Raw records
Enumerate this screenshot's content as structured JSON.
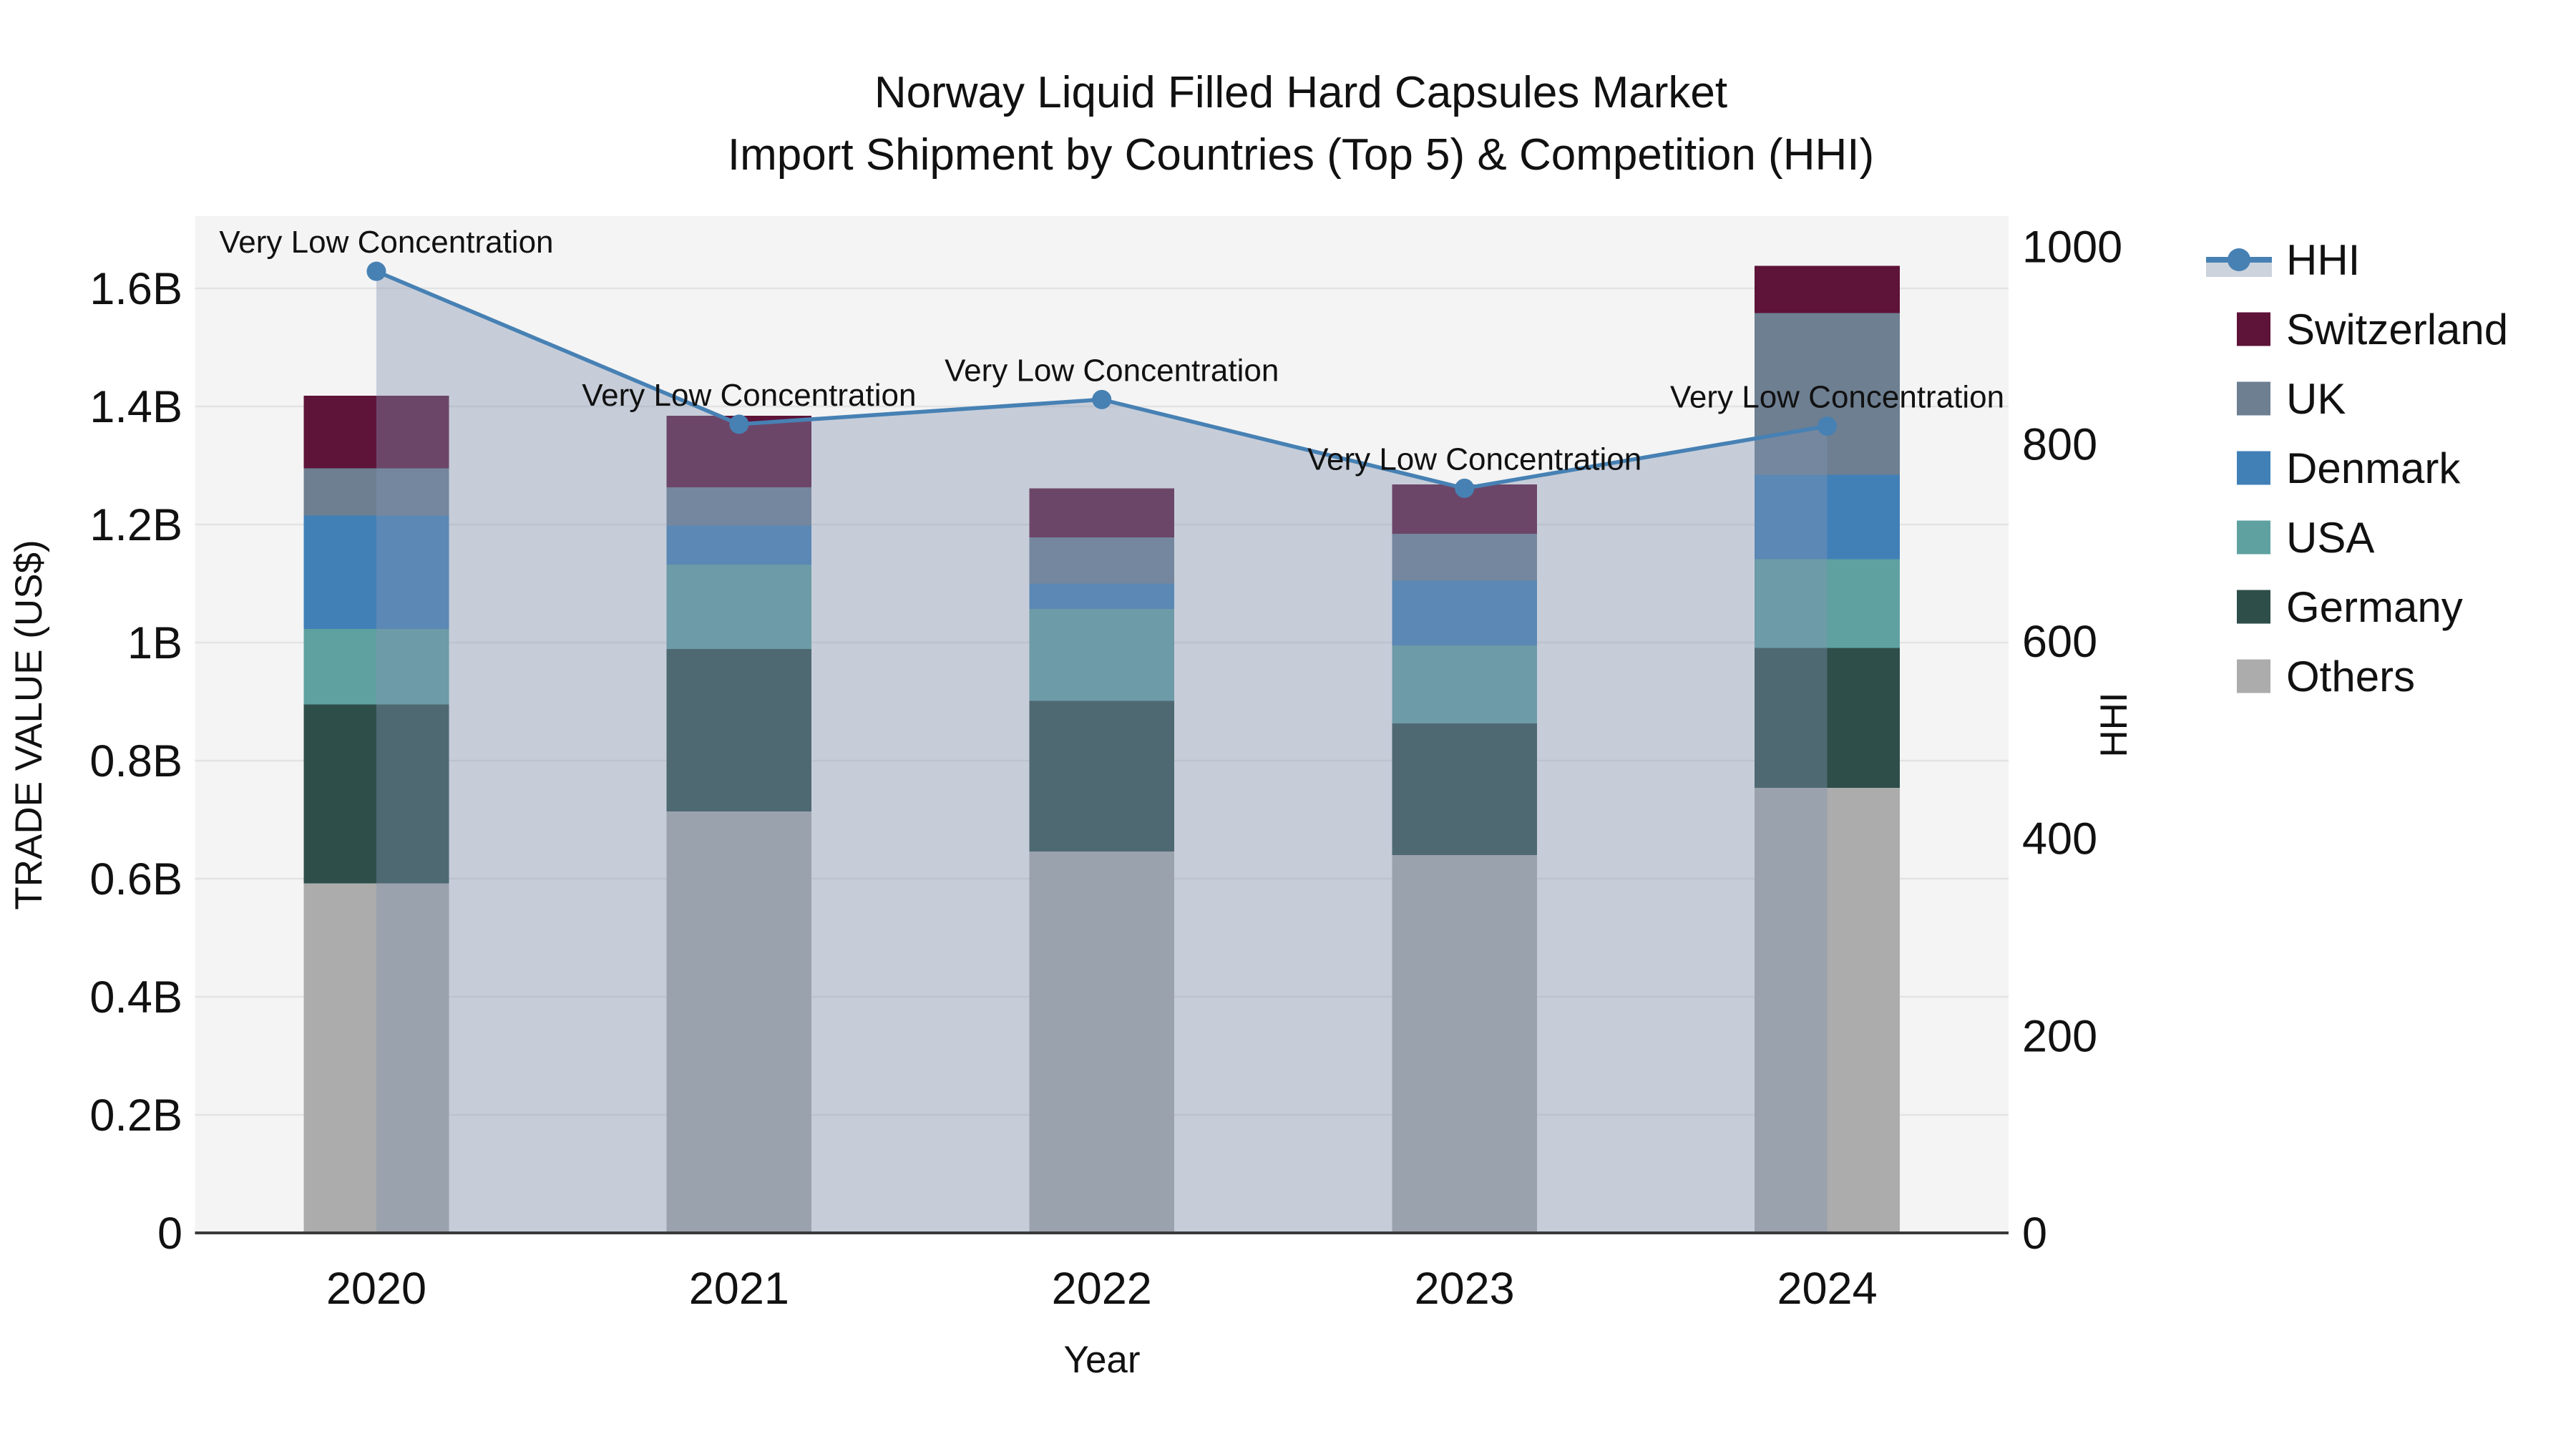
{
  "title": {
    "line1": "Norway Liquid Filled Hard Capsules Market",
    "line2": "Import Shipment by Countries (Top 5) & Competition (HHI)"
  },
  "axes": {
    "y_left": {
      "label": "TRADE VALUE (US$)",
      "tick_labels": [
        "0",
        "0.2B",
        "0.4B",
        "0.6B",
        "0.8B",
        "1B",
        "1.2B",
        "1.4B",
        "1.6B"
      ],
      "tick_values": [
        0,
        0.2,
        0.4,
        0.6,
        0.8,
        1.0,
        1.2,
        1.4,
        1.6
      ]
    },
    "y_right": {
      "label": "HHI",
      "tick_labels": [
        "0",
        "200",
        "400",
        "600",
        "800",
        "1000"
      ],
      "tick_values": [
        0,
        200,
        400,
        600,
        800,
        1000
      ]
    },
    "x": {
      "label": "Year",
      "categories": [
        "2020",
        "2021",
        "2022",
        "2023",
        "2024"
      ]
    }
  },
  "legend": {
    "order": [
      "HHI",
      "Switzerland",
      "UK",
      "Denmark",
      "USA",
      "Germany",
      "Others"
    ],
    "hhi_band_color": "#ccd3dc"
  },
  "colors": {
    "plot_background": "#f4f4f4",
    "gridline": "#e3e3e3",
    "bottom_spine": "#3a3a3a",
    "text": "#111111"
  },
  "chart_data": {
    "type": "combo: stacked bar (left axis) + line with area fill (right axis)",
    "title": "Norway Liquid Filled Hard Capsules Market — Import Shipment by Countries (Top 5) & Competition (HHI)",
    "categories": [
      "2020",
      "2021",
      "2022",
      "2023",
      "2024"
    ],
    "unit": "billions USD",
    "series": [
      {
        "name": "Others",
        "color": "#abacab",
        "values": [
          0.592,
          0.714,
          0.646,
          0.64,
          0.754
        ]
      },
      {
        "name": "Germany",
        "color": "#2e4e4a",
        "values": [
          0.303,
          0.275,
          0.255,
          0.223,
          0.237
        ]
      },
      {
        "name": "USA",
        "color": "#5fa1a1",
        "values": [
          0.128,
          0.143,
          0.156,
          0.132,
          0.15
        ]
      },
      {
        "name": "Denmark",
        "color": "#4180b7",
        "values": [
          0.192,
          0.066,
          0.043,
          0.11,
          0.143
        ]
      },
      {
        "name": "UK",
        "color": "#6d7f91",
        "values": [
          0.08,
          0.065,
          0.078,
          0.079,
          0.274
        ]
      },
      {
        "name": "Switzerland",
        "color": "#5e1338",
        "values": [
          0.123,
          0.121,
          0.083,
          0.084,
          0.08
        ]
      }
    ],
    "bar_totals": [
      1.418,
      1.384,
      1.261,
      1.268,
      1.638
    ],
    "line_series": {
      "name": "HHI",
      "axis": "right",
      "color": "#4781b4",
      "area_fill": "rgba(130,148,177,0.40)",
      "values": [
        975,
        820,
        845,
        755,
        818
      ],
      "point_labels": [
        "Very Low Concentration",
        "Very Low Concentration",
        "Very Low Concentration",
        "Very Low Concentration",
        "Very Low Concentration"
      ]
    },
    "xlabel": "Year",
    "ylabel": "TRADE VALUE (US$)",
    "y2label": "HHI",
    "ylim": [
      0,
      1.7224
    ],
    "y2lim": [
      0,
      1031
    ],
    "grid": true,
    "legend_position": "right"
  }
}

### EXERCISE GOAL
Return the material word for word. Pictures are not part of the copy.

### FINAL RESULT
Enumerate this screenshot's content as structured JSON.
{
  "title": {
    "line1": "Norway Liquid Filled Hard Capsules Market",
    "line2": "Import Shipment by Countries (Top 5) & Competition (HHI)"
  },
  "axes": {
    "y_left": {
      "label": "TRADE VALUE (US$)",
      "tick_labels": [
        "0",
        "0.2B",
        "0.4B",
        "0.6B",
        "0.8B",
        "1B",
        "1.2B",
        "1.4B",
        "1.6B"
      ],
      "tick_values": [
        0,
        0.2,
        0.4,
        0.6,
        0.8,
        1.0,
        1.2,
        1.4,
        1.6
      ]
    },
    "y_right": {
      "label": "HHI",
      "tick_labels": [
        "0",
        "200",
        "400",
        "600",
        "800",
        "1000"
      ],
      "tick_values": [
        0,
        200,
        400,
        600,
        800,
        1000
      ]
    },
    "x": {
      "label": "Year",
      "categories": [
        "2020",
        "2021",
        "2022",
        "2023",
        "2024"
      ]
    }
  },
  "legend": {
    "order": [
      "HHI",
      "Switzerland",
      "UK",
      "Denmark",
      "USA",
      "Germany",
      "Others"
    ],
    "hhi_band_color": "#ccd3dc"
  },
  "colors": {
    "plot_background": "#f4f4f4",
    "gridline": "#e3e3e3",
    "bottom_spine": "#3a3a3a",
    "text": "#111111"
  },
  "chart_data": {
    "type": "combo: stacked bar (left axis) + line with area fill (right axis)",
    "title": "Norway Liquid Filled Hard Capsules Market — Import Shipment by Countries (Top 5) & Competition (HHI)",
    "categories": [
      "2020",
      "2021",
      "2022",
      "2023",
      "2024"
    ],
    "unit": "billions USD",
    "series": [
      {
        "name": "Others",
        "color": "#abacab",
        "values": [
          0.592,
          0.714,
          0.646,
          0.64,
          0.754
        ]
      },
      {
        "name": "Germany",
        "color": "#2e4e4a",
        "values": [
          0.303,
          0.275,
          0.255,
          0.223,
          0.237
        ]
      },
      {
        "name": "USA",
        "color": "#5fa1a1",
        "values": [
          0.128,
          0.143,
          0.156,
          0.132,
          0.15
        ]
      },
      {
        "name": "Denmark",
        "color": "#4180b7",
        "values": [
          0.192,
          0.066,
          0.043,
          0.11,
          0.143
        ]
      },
      {
        "name": "UK",
        "color": "#6d7f91",
        "values": [
          0.08,
          0.065,
          0.078,
          0.079,
          0.274
        ]
      },
      {
        "name": "Switzerland",
        "color": "#5e1338",
        "values": [
          0.123,
          0.121,
          0.083,
          0.084,
          0.08
        ]
      }
    ],
    "bar_totals": [
      1.418,
      1.384,
      1.261,
      1.268,
      1.638
    ],
    "line_series": {
      "name": "HHI",
      "axis": "right",
      "color": "#4781b4",
      "area_fill": "rgba(130,148,177,0.40)",
      "values": [
        975,
        820,
        845,
        755,
        818
      ],
      "point_labels": [
        "Very Low Concentration",
        "Very Low Concentration",
        "Very Low Concentration",
        "Very Low Concentration",
        "Very Low Concentration"
      ]
    },
    "xlabel": "Year",
    "ylabel": "TRADE VALUE (US$)",
    "y2label": "HHI",
    "ylim": [
      0,
      1.7224
    ],
    "y2lim": [
      0,
      1031
    ],
    "grid": true,
    "legend_position": "right"
  }
}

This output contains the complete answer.